PROVIDED RECORDS »
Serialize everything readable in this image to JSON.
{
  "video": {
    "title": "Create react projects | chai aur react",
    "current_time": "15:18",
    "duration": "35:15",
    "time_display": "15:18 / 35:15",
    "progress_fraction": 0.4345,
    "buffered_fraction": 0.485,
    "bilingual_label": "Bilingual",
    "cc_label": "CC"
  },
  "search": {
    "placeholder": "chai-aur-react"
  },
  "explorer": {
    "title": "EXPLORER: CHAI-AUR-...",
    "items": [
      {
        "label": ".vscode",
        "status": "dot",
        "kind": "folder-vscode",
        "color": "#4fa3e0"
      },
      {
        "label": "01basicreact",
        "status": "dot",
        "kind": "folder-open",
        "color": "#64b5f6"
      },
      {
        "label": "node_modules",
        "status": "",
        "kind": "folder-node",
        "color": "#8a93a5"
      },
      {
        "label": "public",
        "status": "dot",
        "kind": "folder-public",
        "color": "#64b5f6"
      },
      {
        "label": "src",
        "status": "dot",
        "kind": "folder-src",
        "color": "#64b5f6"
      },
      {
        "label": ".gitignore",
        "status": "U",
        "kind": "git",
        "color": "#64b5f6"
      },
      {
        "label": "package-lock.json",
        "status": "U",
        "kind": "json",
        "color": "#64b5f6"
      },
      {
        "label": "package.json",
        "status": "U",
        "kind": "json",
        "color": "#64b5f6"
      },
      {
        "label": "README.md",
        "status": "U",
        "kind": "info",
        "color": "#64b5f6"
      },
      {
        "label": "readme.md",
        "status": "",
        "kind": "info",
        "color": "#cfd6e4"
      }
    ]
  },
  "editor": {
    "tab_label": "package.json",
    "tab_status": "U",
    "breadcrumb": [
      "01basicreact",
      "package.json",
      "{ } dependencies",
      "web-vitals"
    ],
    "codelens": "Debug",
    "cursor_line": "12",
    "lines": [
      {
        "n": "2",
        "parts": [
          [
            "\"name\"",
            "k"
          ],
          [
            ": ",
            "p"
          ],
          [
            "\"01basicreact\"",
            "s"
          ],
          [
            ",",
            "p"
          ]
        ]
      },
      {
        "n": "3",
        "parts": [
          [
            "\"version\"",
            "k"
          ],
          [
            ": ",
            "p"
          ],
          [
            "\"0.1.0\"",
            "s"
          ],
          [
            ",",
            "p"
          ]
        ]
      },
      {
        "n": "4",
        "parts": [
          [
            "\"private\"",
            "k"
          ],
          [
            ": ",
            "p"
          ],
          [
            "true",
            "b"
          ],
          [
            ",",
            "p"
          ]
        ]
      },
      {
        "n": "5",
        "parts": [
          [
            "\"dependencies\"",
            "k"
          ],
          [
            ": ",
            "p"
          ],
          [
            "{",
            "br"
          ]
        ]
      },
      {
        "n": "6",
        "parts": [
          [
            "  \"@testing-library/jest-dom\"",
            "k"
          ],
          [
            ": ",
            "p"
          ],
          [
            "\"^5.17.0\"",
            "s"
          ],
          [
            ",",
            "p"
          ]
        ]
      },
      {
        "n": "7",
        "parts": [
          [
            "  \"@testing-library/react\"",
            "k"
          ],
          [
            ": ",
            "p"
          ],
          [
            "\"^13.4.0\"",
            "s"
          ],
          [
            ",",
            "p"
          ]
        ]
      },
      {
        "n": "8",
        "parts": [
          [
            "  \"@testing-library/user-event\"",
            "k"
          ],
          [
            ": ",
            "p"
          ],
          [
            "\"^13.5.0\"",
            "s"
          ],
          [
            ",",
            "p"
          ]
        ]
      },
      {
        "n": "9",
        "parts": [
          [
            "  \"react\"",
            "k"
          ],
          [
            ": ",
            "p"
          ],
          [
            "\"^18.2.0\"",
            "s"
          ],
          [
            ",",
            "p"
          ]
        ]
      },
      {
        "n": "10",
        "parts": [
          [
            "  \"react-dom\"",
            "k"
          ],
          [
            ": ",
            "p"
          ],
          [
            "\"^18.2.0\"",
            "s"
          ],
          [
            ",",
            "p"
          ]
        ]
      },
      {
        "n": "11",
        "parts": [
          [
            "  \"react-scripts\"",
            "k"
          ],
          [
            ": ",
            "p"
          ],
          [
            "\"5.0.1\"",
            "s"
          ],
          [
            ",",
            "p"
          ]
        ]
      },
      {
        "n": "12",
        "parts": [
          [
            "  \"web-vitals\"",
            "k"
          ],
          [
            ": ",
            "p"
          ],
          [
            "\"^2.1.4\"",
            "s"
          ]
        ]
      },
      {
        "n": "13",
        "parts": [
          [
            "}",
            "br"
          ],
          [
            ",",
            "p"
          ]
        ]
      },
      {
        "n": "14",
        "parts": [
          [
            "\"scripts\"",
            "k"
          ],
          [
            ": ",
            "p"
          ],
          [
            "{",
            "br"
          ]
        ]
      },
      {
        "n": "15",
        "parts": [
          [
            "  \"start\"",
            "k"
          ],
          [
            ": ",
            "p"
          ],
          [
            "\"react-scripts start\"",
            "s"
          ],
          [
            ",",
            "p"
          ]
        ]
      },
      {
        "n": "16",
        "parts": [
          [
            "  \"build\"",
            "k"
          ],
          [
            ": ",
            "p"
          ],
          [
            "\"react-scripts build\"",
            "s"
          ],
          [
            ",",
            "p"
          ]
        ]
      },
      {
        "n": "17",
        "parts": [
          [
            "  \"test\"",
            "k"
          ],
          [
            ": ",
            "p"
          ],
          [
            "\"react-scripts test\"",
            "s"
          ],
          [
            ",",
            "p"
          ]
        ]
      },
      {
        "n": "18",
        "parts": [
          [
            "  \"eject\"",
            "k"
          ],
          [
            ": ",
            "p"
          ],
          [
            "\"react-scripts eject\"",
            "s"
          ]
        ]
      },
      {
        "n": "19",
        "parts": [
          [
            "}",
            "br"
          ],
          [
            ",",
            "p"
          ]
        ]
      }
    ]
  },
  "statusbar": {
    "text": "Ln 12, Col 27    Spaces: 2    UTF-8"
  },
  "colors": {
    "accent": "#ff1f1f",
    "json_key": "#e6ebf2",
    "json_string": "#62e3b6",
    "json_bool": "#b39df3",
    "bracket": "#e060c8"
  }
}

PROBLEM »
Write out every line from the records above, word for word.

ANSWER FOR THE TASK »
Serialize everything readable in this image to JSON.
{
  "video": {
    "title": "Create react projects | chai aur react",
    "current_time": "15:18",
    "duration": "35:15",
    "time_display": "15:18 / 35:15",
    "progress_fraction": 0.4345,
    "buffered_fraction": 0.485,
    "bilingual_label": "Bilingual",
    "cc_label": "CC"
  },
  "search": {
    "placeholder": "chai-aur-react"
  },
  "explorer": {
    "title": "EXPLORER: CHAI-AUR-...",
    "items": [
      {
        "label": ".vscode",
        "status": "dot",
        "kind": "folder-vscode",
        "color": "#4fa3e0"
      },
      {
        "label": "01basicreact",
        "status": "dot",
        "kind": "folder-open",
        "color": "#64b5f6"
      },
      {
        "label": "node_modules",
        "status": "",
        "kind": "folder-node",
        "color": "#8a93a5"
      },
      {
        "label": "public",
        "status": "dot",
        "kind": "folder-public",
        "color": "#64b5f6"
      },
      {
        "label": "src",
        "status": "dot",
        "kind": "folder-src",
        "color": "#64b5f6"
      },
      {
        "label": ".gitignore",
        "status": "U",
        "kind": "git",
        "color": "#64b5f6"
      },
      {
        "label": "package-lock.json",
        "status": "U",
        "kind": "json",
        "color": "#64b5f6"
      },
      {
        "label": "package.json",
        "status": "U",
        "kind": "json",
        "color": "#64b5f6"
      },
      {
        "label": "README.md",
        "status": "U",
        "kind": "info",
        "color": "#64b5f6"
      },
      {
        "label": "readme.md",
        "status": "",
        "kind": "info",
        "color": "#cfd6e4"
      }
    ]
  },
  "editor": {
    "tab_label": "package.json",
    "tab_status": "U",
    "breadcrumb": [
      "01basicreact",
      "package.json",
      "{ } dependencies",
      "web-vitals"
    ],
    "codelens": "Debug",
    "cursor_line": "12",
    "lines": [
      {
        "n": "2",
        "parts": [
          [
            "\"name\"",
            "k"
          ],
          [
            ": ",
            "p"
          ],
          [
            "\"01basicreact\"",
            "s"
          ],
          [
            ",",
            "p"
          ]
        ]
      },
      {
        "n": "3",
        "parts": [
          [
            "\"version\"",
            "k"
          ],
          [
            ": ",
            "p"
          ],
          [
            "\"0.1.0\"",
            "s"
          ],
          [
            ",",
            "p"
          ]
        ]
      },
      {
        "n": "4",
        "parts": [
          [
            "\"private\"",
            "k"
          ],
          [
            ": ",
            "p"
          ],
          [
            "true",
            "b"
          ],
          [
            ",",
            "p"
          ]
        ]
      },
      {
        "n": "5",
        "parts": [
          [
            "\"dependencies\"",
            "k"
          ],
          [
            ": ",
            "p"
          ],
          [
            "{",
            "br"
          ]
        ]
      },
      {
        "n": "6",
        "parts": [
          [
            "  \"@testing-library/jest-dom\"",
            "k"
          ],
          [
            ": ",
            "p"
          ],
          [
            "\"^5.17.0\"",
            "s"
          ],
          [
            ",",
            "p"
          ]
        ]
      },
      {
        "n": "7",
        "parts": [
          [
            "  \"@testing-library/react\"",
            "k"
          ],
          [
            ": ",
            "p"
          ],
          [
            "\"^13.4.0\"",
            "s"
          ],
          [
            ",",
            "p"
          ]
        ]
      },
      {
        "n": "8",
        "parts": [
          [
            "  \"@testing-library/user-event\"",
            "k"
          ],
          [
            ": ",
            "p"
          ],
          [
            "\"^13.5.0\"",
            "s"
          ],
          [
            ",",
            "p"
          ]
        ]
      },
      {
        "n": "9",
        "parts": [
          [
            "  \"react\"",
            "k"
          ],
          [
            ": ",
            "p"
          ],
          [
            "\"^18.2.0\"",
            "s"
          ],
          [
            ",",
            "p"
          ]
        ]
      },
      {
        "n": "10",
        "parts": [
          [
            "  \"react-dom\"",
            "k"
          ],
          [
            ": ",
            "p"
          ],
          [
            "\"^18.2.0\"",
            "s"
          ],
          [
            ",",
            "p"
          ]
        ]
      },
      {
        "n": "11",
        "parts": [
          [
            "  \"react-scripts\"",
            "k"
          ],
          [
            ": ",
            "p"
          ],
          [
            "\"5.0.1\"",
            "s"
          ],
          [
            ",",
            "p"
          ]
        ]
      },
      {
        "n": "12",
        "parts": [
          [
            "  \"web-vitals\"",
            "k"
          ],
          [
            ": ",
            "p"
          ],
          [
            "\"^2.1.4\"",
            "s"
          ]
        ]
      },
      {
        "n": "13",
        "parts": [
          [
            "}",
            "br"
          ],
          [
            ",",
            "p"
          ]
        ]
      },
      {
        "n": "14",
        "parts": [
          [
            "\"scripts\"",
            "k"
          ],
          [
            ": ",
            "p"
          ],
          [
            "{",
            "br"
          ]
        ]
      },
      {
        "n": "15",
        "parts": [
          [
            "  \"start\"",
            "k"
          ],
          [
            ": ",
            "p"
          ],
          [
            "\"react-scripts start\"",
            "s"
          ],
          [
            ",",
            "p"
          ]
        ]
      },
      {
        "n": "16",
        "parts": [
          [
            "  \"build\"",
            "k"
          ],
          [
            ": ",
            "p"
          ],
          [
            "\"react-scripts build\"",
            "s"
          ],
          [
            ",",
            "p"
          ]
        ]
      },
      {
        "n": "17",
        "parts": [
          [
            "  \"test\"",
            "k"
          ],
          [
            ": ",
            "p"
          ],
          [
            "\"react-scripts test\"",
            "s"
          ],
          [
            ",",
            "p"
          ]
        ]
      },
      {
        "n": "18",
        "parts": [
          [
            "  \"eject\"",
            "k"
          ],
          [
            ": ",
            "p"
          ],
          [
            "\"react-scripts eject\"",
            "s"
          ]
        ]
      },
      {
        "n": "19",
        "parts": [
          [
            "}",
            "br"
          ],
          [
            ",",
            "p"
          ]
        ]
      }
    ]
  },
  "statusbar": {
    "text": "Ln 12, Col 27    Spaces: 2    UTF-8"
  },
  "colors": {
    "accent": "#ff1f1f",
    "json_key": "#e6ebf2",
    "json_string": "#62e3b6",
    "json_bool": "#b39df3",
    "bracket": "#e060c8"
  }
}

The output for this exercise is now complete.